- [Record extracts]:

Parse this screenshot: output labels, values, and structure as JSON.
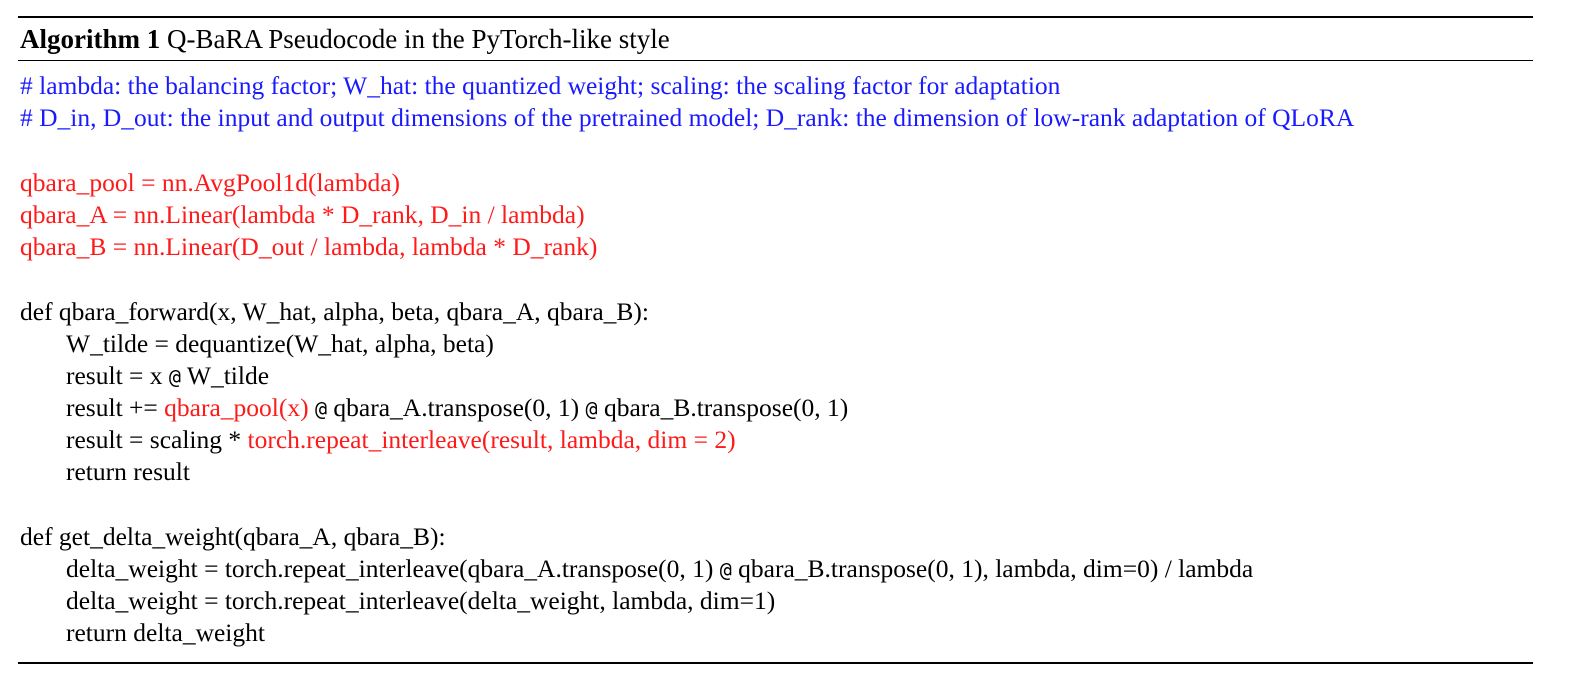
{
  "algorithm": {
    "label": "Algorithm 1",
    "title": "Q-BaRA Pseudocode in the PyTorch-like style"
  },
  "comments": [
    "# lambda: the balancing factor; W_hat: the quantized weight; scaling: the scaling factor for adaptation",
    "# D_in, D_out: the input and output dimensions of the pretrained model; D_rank: the dimension of low-rank adaptation of QLoRA"
  ],
  "init_lines": [
    "qbara_pool = nn.AvgPool1d(lambda)",
    "qbara_A = nn.Linear(lambda * D_rank, D_in / lambda)",
    "qbara_B = nn.Linear(D_out / lambda, lambda * D_rank)"
  ],
  "forward": {
    "signature": "def qbara_forward(x, W_hat, alpha, beta, qbara_A, qbara_B):",
    "line1": "W_tilde = dequantize(W_hat, alpha, beta)",
    "line2_a": "result = x ",
    "at": "@",
    "line2_b": " W_tilde",
    "line3_a": "result += ",
    "line3_red": "qbara_pool(x)",
    "line3_b": " qbara_A.transpose(0, 1) ",
    "line3_c": " qbara_B.transpose(0, 1)",
    "line4_a": "result = scaling * ",
    "line4_red": "torch.repeat_interleave(result, lambda, dim = 2)",
    "line5": "return result"
  },
  "delta": {
    "signature": "def get_delta_weight(qbara_A, qbara_B):",
    "line1_a": "delta_weight = torch.repeat_interleave(qbara_A.transpose(0, 1) ",
    "line1_b": " qbara_B.transpose(0, 1), lambda, dim=0) / lambda",
    "line2": "delta_weight = torch.repeat_interleave(delta_weight, lambda, dim=1)",
    "line3": "return delta_weight"
  },
  "colors": {
    "comment": "#1a1aff",
    "highlight": "#ff1a1a",
    "text": "#000000"
  }
}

- [What to work on]:
Extract from the material all lines containing the string "return".

- [Finished exercise]:
    "line5": "return result"
    "line3": "return delta_weight"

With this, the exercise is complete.